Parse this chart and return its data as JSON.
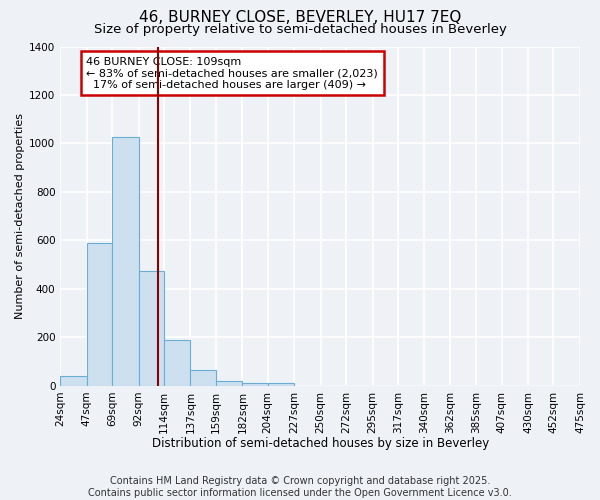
{
  "title1": "46, BURNEY CLOSE, BEVERLEY, HU17 7EQ",
  "title2": "Size of property relative to semi-detached houses in Beverley",
  "xlabel": "Distribution of semi-detached houses by size in Beverley",
  "ylabel": "Number of semi-detached properties",
  "bin_edges": [
    24,
    47,
    69,
    92,
    114,
    137,
    159,
    182,
    204,
    227,
    250,
    272,
    295,
    317,
    340,
    362,
    385,
    407,
    430,
    452,
    475
  ],
  "bar_heights": [
    40,
    590,
    1025,
    475,
    190,
    65,
    20,
    10,
    10,
    0,
    0,
    0,
    0,
    0,
    0,
    0,
    0,
    0,
    0,
    0
  ],
  "bar_color": "#cde0f0",
  "bar_edge_color": "#6aaed6",
  "property_size": 109,
  "vline_color": "#8b0000",
  "annotation_line1": "46 BURNEY CLOSE: 109sqm",
  "annotation_line2": "← 83% of semi-detached houses are smaller (2,023)",
  "annotation_line3": "  17% of semi-detached houses are larger (409) →",
  "annotation_box_color": "#cc0000",
  "ylim": [
    0,
    1400
  ],
  "yticks": [
    0,
    200,
    400,
    600,
    800,
    1000,
    1200,
    1400
  ],
  "footer1": "Contains HM Land Registry data © Crown copyright and database right 2025.",
  "footer2": "Contains public sector information licensed under the Open Government Licence v3.0.",
  "background_color": "#eef2f7",
  "plot_background_color": "#eef2f7",
  "grid_color": "#ffffff",
  "title1_fontsize": 11,
  "title2_fontsize": 9.5,
  "xlabel_fontsize": 8.5,
  "ylabel_fontsize": 8,
  "tick_fontsize": 7.5,
  "annot_fontsize": 8,
  "footer_fontsize": 7
}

**WHAT YOU SHOULD DO**
Scan the listing above and identify each line holding the string "CLOSE"; copy every such line.

**COMPLETE ANSWER**
  "title1": "46, BURNEY CLOSE, BEVERLEY, HU17 7EQ",
  "annotation_line1": "46 BURNEY CLOSE: 109sqm",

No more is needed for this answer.